#### [EXERCISE DIRECTIONS]
Quote the listing below in full and exactly as written, but omit every picture.

#### [WORKING DATA]
<<<<

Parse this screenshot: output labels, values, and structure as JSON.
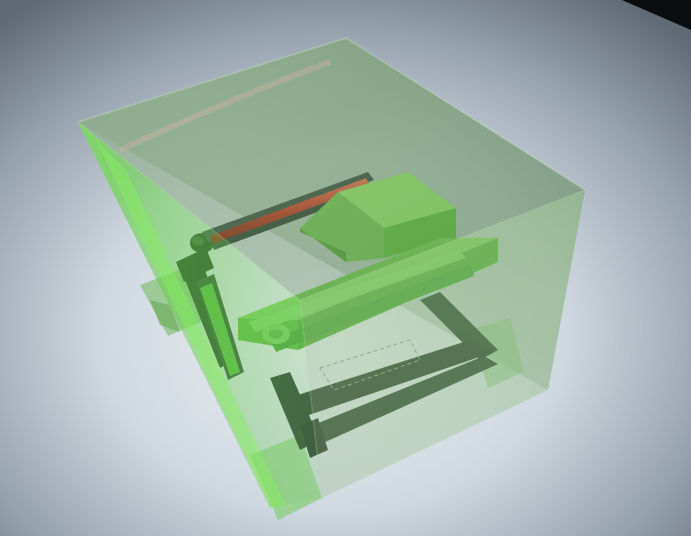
{
  "scene": {
    "kind": "3d-viewport",
    "subject": "transparent-green-enclosure-with-linear-stage",
    "colors": {
      "background_light": "#eef2f6",
      "background_mid": "#b9c4cf",
      "background_dark": "#5f6a75",
      "enclosure_green": "#66d24a",
      "part_green": "#62c43e",
      "frame_dark": "#1f3a22",
      "rod_red": "#d02a20",
      "rod_dark": "#3a4a44"
    },
    "icons": [
      "vignette-corner-shadow"
    ]
  }
}
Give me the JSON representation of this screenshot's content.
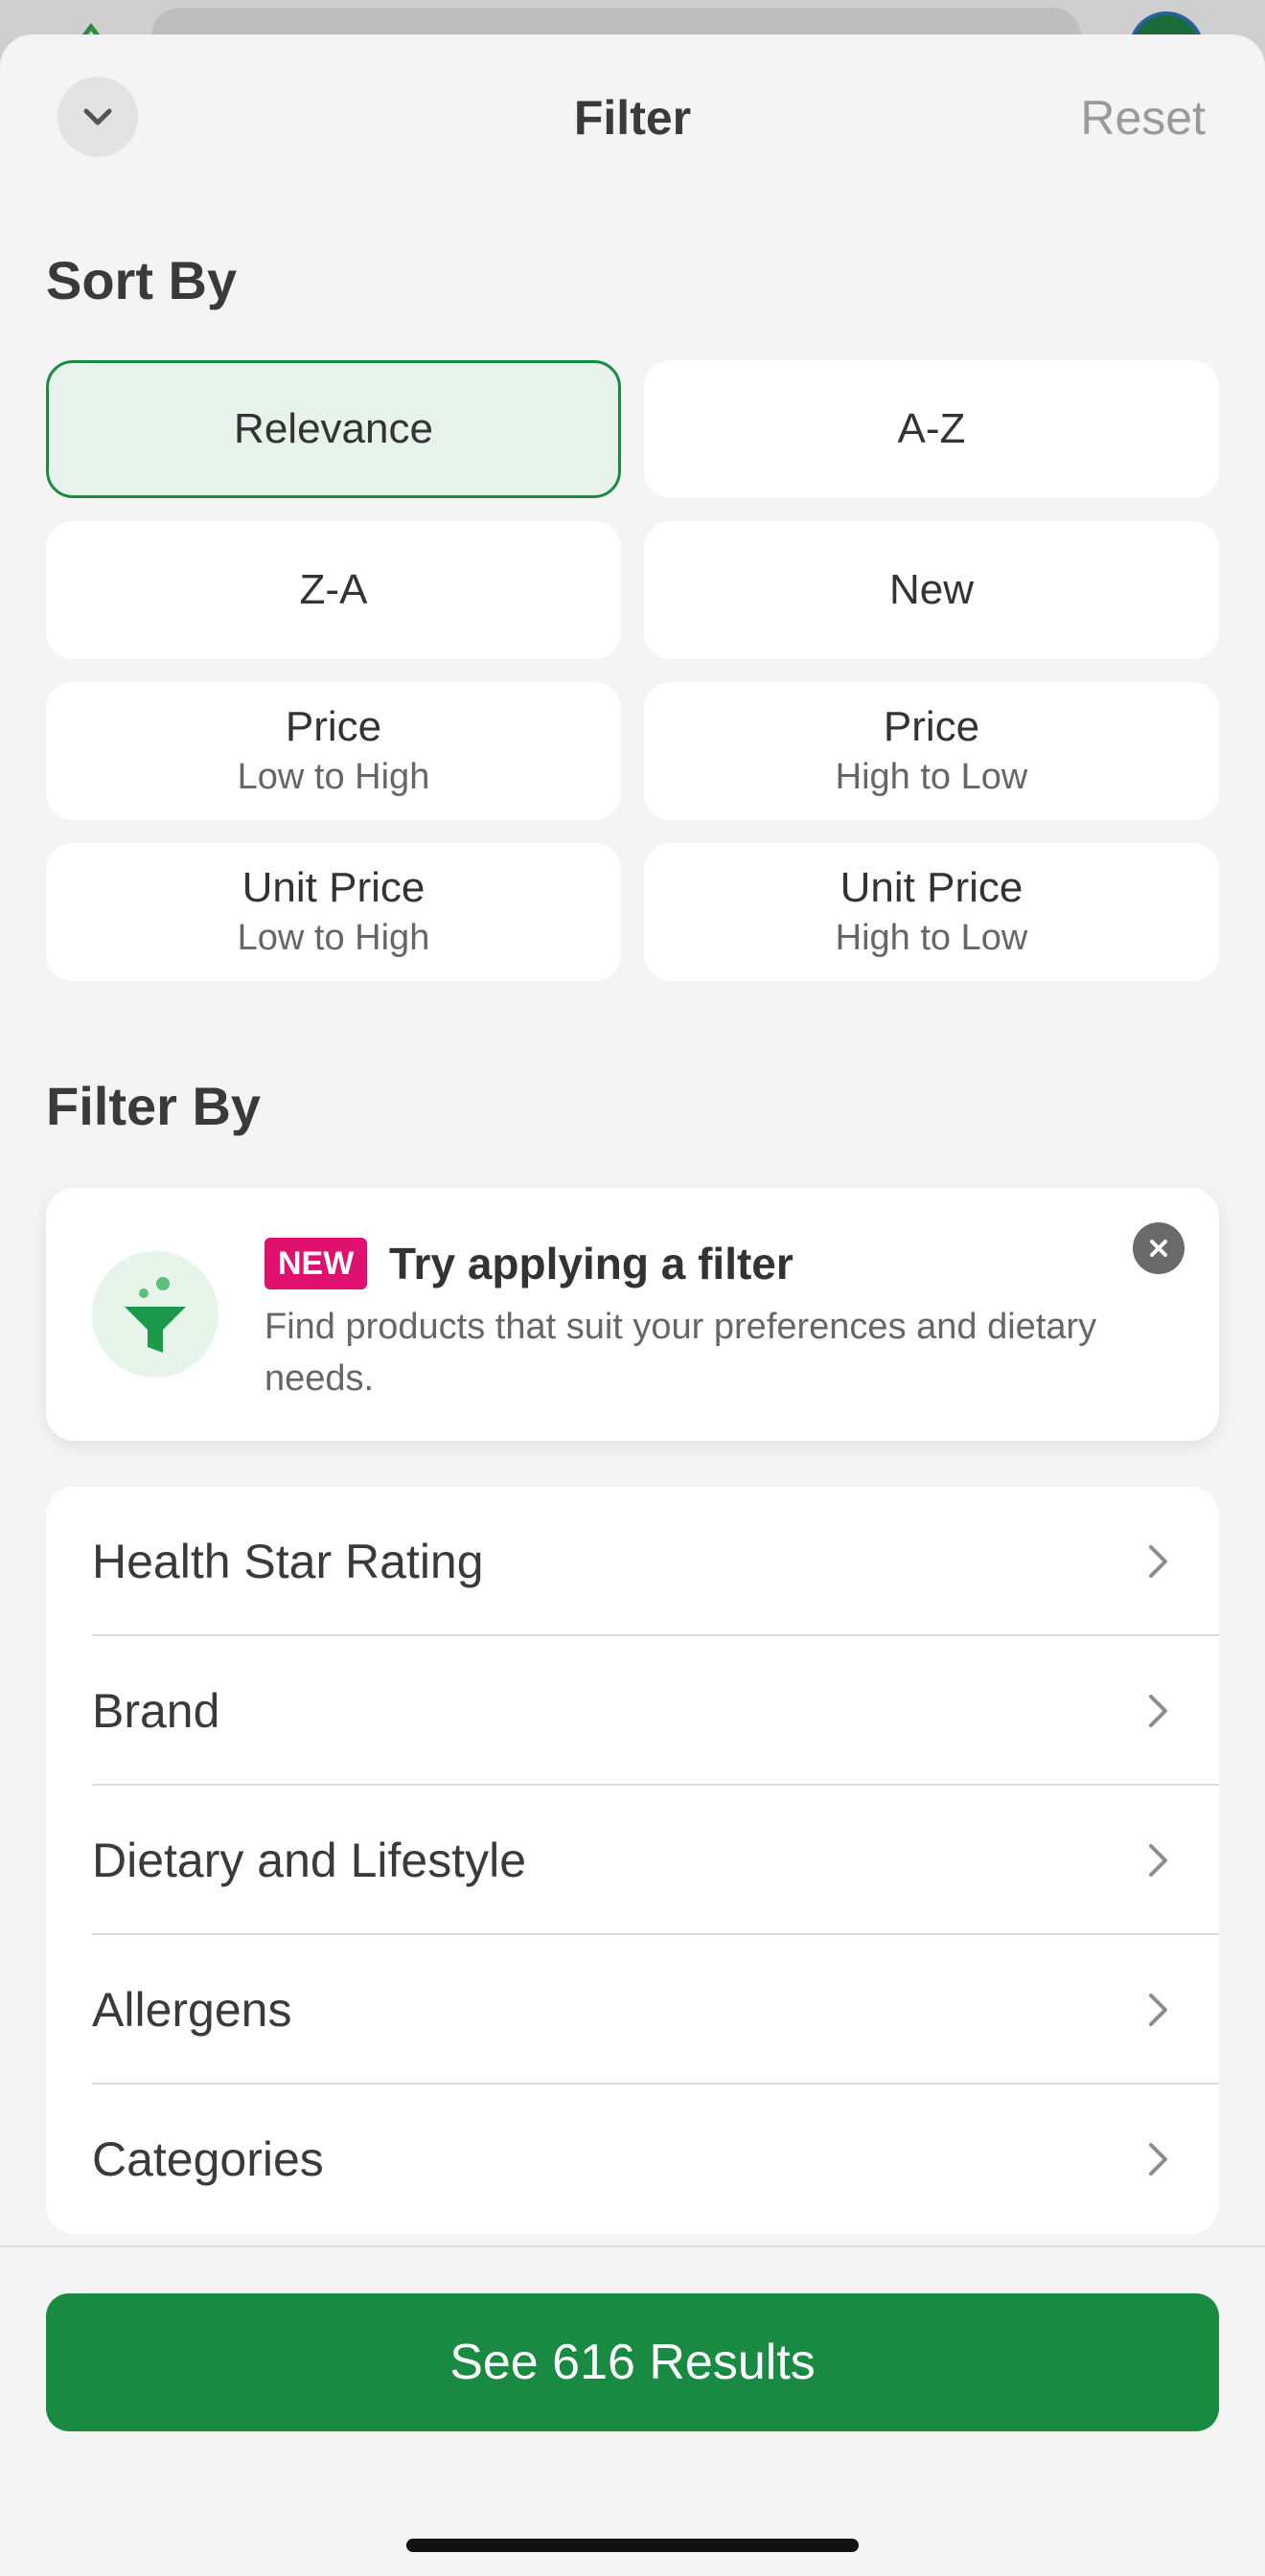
{
  "header": {
    "title": "Filter",
    "reset_label": "Reset"
  },
  "sort": {
    "title": "Sort By",
    "options": [
      {
        "main": "Relevance",
        "sub": "",
        "selected": true
      },
      {
        "main": "A-Z",
        "sub": "",
        "selected": false
      },
      {
        "main": "Z-A",
        "sub": "",
        "selected": false
      },
      {
        "main": "New",
        "sub": "",
        "selected": false
      },
      {
        "main": "Price",
        "sub": "Low to High",
        "selected": false
      },
      {
        "main": "Price",
        "sub": "High to Low",
        "selected": false
      },
      {
        "main": "Unit Price",
        "sub": "Low to High",
        "selected": false
      },
      {
        "main": "Unit Price",
        "sub": "High to Low",
        "selected": false
      }
    ]
  },
  "filter": {
    "title": "Filter By",
    "promo": {
      "badge": "NEW",
      "title": "Try applying a filter",
      "description": "Find products that suit your preferences and dietary needs."
    },
    "items": [
      {
        "label": "Health Star Rating"
      },
      {
        "label": "Brand"
      },
      {
        "label": "Dietary and Lifestyle"
      },
      {
        "label": "Allergens"
      },
      {
        "label": "Categories"
      }
    ]
  },
  "footer": {
    "results_label": "See 616 Results"
  },
  "colors": {
    "accent_green": "#198a42",
    "selected_bg": "#e6f2ea",
    "badge_pink": "#e0106e"
  },
  "icons": [
    "chevron-down-icon",
    "filter-funnel-icon",
    "close-icon",
    "chevron-right-icon"
  ]
}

>>>>

#### [EXERCISE RESULT]
Parse this screenshot: output labels, values, and structure as JSON.
{
  "scene": {
    "kind": "3d-viewport",
    "subject": "transparent-green-enclosure-with-linear-stage",
    "colors": {
      "background_light": "#eef2f6",
      "background_mid": "#b9c4cf",
      "background_dark": "#5f6a75",
      "enclosure_green": "#66d24a",
      "part_green": "#62c43e",
      "frame_dark": "#1f3a22",
      "rod_red": "#d02a20",
      "rod_dark": "#3a4a44"
    },
    "icons": [
      "vignette-corner-shadow"
    ]
  }
}
Give me the JSON representation of this screenshot's content.
{
  "header": {
    "title": "Filter",
    "reset_label": "Reset"
  },
  "sort": {
    "title": "Sort By",
    "options": [
      {
        "main": "Relevance",
        "sub": "",
        "selected": true
      },
      {
        "main": "A-Z",
        "sub": "",
        "selected": false
      },
      {
        "main": "Z-A",
        "sub": "",
        "selected": false
      },
      {
        "main": "New",
        "sub": "",
        "selected": false
      },
      {
        "main": "Price",
        "sub": "Low to High",
        "selected": false
      },
      {
        "main": "Price",
        "sub": "High to Low",
        "selected": false
      },
      {
        "main": "Unit Price",
        "sub": "Low to High",
        "selected": false
      },
      {
        "main": "Unit Price",
        "sub": "High to Low",
        "selected": false
      }
    ]
  },
  "filter": {
    "title": "Filter By",
    "promo": {
      "badge": "NEW",
      "title": "Try applying a filter",
      "description": "Find products that suit your preferences and dietary needs."
    },
    "items": [
      {
        "label": "Health Star Rating"
      },
      {
        "label": "Brand"
      },
      {
        "label": "Dietary and Lifestyle"
      },
      {
        "label": "Allergens"
      },
      {
        "label": "Categories"
      }
    ]
  },
  "footer": {
    "results_label": "See 616 Results"
  },
  "colors": {
    "accent_green": "#198a42",
    "selected_bg": "#e6f2ea",
    "badge_pink": "#e0106e"
  },
  "icons": [
    "chevron-down-icon",
    "filter-funnel-icon",
    "close-icon",
    "chevron-right-icon"
  ]
}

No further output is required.